→ **Aim of the exercise**
Each line containing the word "files" must be reported.
::::::::::
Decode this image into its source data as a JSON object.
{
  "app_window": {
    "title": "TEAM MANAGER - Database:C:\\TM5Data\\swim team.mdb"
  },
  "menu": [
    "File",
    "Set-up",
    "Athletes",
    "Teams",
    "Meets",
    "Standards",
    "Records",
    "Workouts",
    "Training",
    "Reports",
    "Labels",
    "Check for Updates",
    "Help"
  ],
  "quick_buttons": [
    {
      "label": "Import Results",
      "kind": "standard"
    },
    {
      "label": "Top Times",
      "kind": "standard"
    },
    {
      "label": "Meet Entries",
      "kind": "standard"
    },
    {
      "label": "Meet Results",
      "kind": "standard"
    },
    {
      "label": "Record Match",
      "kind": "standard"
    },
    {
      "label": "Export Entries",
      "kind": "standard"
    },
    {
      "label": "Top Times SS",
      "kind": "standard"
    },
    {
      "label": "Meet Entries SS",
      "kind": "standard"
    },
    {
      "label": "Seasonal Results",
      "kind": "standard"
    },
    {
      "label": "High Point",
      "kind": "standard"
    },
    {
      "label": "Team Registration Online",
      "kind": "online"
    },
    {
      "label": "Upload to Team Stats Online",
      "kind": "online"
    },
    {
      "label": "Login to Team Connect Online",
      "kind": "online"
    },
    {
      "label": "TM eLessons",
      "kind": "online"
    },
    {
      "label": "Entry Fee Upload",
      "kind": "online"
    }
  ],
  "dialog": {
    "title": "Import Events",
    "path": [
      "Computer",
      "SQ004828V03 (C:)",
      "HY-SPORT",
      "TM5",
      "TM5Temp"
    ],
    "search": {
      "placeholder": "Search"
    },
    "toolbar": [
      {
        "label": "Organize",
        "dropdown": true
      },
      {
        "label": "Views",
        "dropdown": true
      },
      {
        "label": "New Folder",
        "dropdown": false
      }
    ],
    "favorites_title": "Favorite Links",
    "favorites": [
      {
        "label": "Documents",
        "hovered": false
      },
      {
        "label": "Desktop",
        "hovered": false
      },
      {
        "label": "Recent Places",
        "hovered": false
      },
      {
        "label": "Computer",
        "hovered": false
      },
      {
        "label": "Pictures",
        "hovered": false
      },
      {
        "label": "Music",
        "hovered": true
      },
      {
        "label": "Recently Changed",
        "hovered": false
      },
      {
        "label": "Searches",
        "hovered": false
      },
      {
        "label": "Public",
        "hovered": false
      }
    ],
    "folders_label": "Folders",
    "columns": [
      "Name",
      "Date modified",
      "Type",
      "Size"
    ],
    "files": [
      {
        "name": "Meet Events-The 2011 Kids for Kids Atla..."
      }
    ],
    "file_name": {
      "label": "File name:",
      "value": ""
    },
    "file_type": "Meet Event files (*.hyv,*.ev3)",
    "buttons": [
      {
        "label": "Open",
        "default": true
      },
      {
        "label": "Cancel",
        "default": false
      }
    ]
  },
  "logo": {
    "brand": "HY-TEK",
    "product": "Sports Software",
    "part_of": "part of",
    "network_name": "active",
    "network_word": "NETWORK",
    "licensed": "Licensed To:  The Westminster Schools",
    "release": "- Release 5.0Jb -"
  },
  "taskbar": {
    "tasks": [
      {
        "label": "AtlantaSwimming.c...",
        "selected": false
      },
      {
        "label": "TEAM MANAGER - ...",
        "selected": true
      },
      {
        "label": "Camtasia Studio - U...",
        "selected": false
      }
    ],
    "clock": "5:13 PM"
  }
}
::::::::::
→ **Problem solution**
    "files": [
    "file_type": "Meet Event files (*.hyv,*.ev3)",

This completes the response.